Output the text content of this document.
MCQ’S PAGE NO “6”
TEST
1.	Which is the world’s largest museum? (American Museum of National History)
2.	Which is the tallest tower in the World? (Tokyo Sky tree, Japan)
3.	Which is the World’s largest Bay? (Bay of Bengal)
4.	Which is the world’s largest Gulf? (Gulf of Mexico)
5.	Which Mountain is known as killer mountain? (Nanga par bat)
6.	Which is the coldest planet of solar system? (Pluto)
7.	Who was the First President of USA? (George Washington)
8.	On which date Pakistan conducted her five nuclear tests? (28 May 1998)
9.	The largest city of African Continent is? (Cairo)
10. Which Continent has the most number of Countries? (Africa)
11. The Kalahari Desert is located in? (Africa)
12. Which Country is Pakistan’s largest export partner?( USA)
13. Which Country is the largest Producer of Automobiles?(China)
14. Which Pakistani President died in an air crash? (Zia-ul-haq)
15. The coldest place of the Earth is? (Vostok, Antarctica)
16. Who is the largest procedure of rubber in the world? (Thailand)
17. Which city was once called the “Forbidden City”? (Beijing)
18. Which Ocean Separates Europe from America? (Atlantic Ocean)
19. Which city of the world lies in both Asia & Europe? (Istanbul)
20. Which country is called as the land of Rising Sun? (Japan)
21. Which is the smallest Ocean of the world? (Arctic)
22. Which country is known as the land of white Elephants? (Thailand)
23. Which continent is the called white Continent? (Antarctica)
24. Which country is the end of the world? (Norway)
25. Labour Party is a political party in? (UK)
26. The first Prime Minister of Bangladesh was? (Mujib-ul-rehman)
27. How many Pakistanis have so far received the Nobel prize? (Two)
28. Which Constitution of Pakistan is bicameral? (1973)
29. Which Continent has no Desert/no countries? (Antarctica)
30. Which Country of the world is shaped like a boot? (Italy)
====================
Return all of the entries word for word.

Output the text content of this document.
MCQ’S PAGE NO “6”
TEST
1.	Which is the world’s largest museum? (American Museum of National History)
2.	Which is the tallest tower in the World? (Tokyo Sky tree, Japan)
3.	Which is the World’s largest Bay? (Bay of Bengal)
4.	Which is the world’s largest Gulf? (Gulf of Mexico)
5.	Which Mountain is known as killer mountain? (Nanga par bat)
6.	Which is the coldest planet of solar system? (Pluto)
7.	Who was the First President of USA? (George Washington)
8.	On which date Pakistan conducted her five nuclear tests? (28 May 1998)
9.	The largest city of African Continent is? (Cairo)
10. Which Continent has the most number of Countries? (Africa)
11. The Kalahari Desert is located in? (Africa)
12. Which Country is Pakistan’s largest export partner?( USA)
13. Which Country is the largest Producer of Automobiles?(China)
14. Which Pakistani President died in an air crash? (Zia-ul-haq)
15. The coldest place of the Earth is? (Vostok, Antarctica)
16. Who is the largest procedure of rubber in the world? (Thailand)
17. Which city was once called the “Forbidden City”? (Beijing)
18. Which Ocean Separates Europe from America? (Atlantic Ocean)
19. Which city of the world lies in both Asia & Europe? (Istanbul)
20. Which country is called as the land of Rising Sun? (Japan)
21. Which is the smallest Ocean of the world? (Arctic)
22. Which country is known as the land of white Elephants? (Thailand)
23. Which continent is the called white Continent? (Antarctica)
24. Which country is the end of the world? (Norway)
25. Labour Party is a political party in? (UK)
26. The first Prime Minister of Bangladesh was? (Mujib-ul-rehman)
27. How many Pakistanis have so far received the Nobel prize? (Two)
28. Which Constitution of Pakistan is bicameral? (1973)
29. Which Continent has no Desert/no countries? (Antarctica)
30. Which Country of the world is shaped like a boot? (Italy)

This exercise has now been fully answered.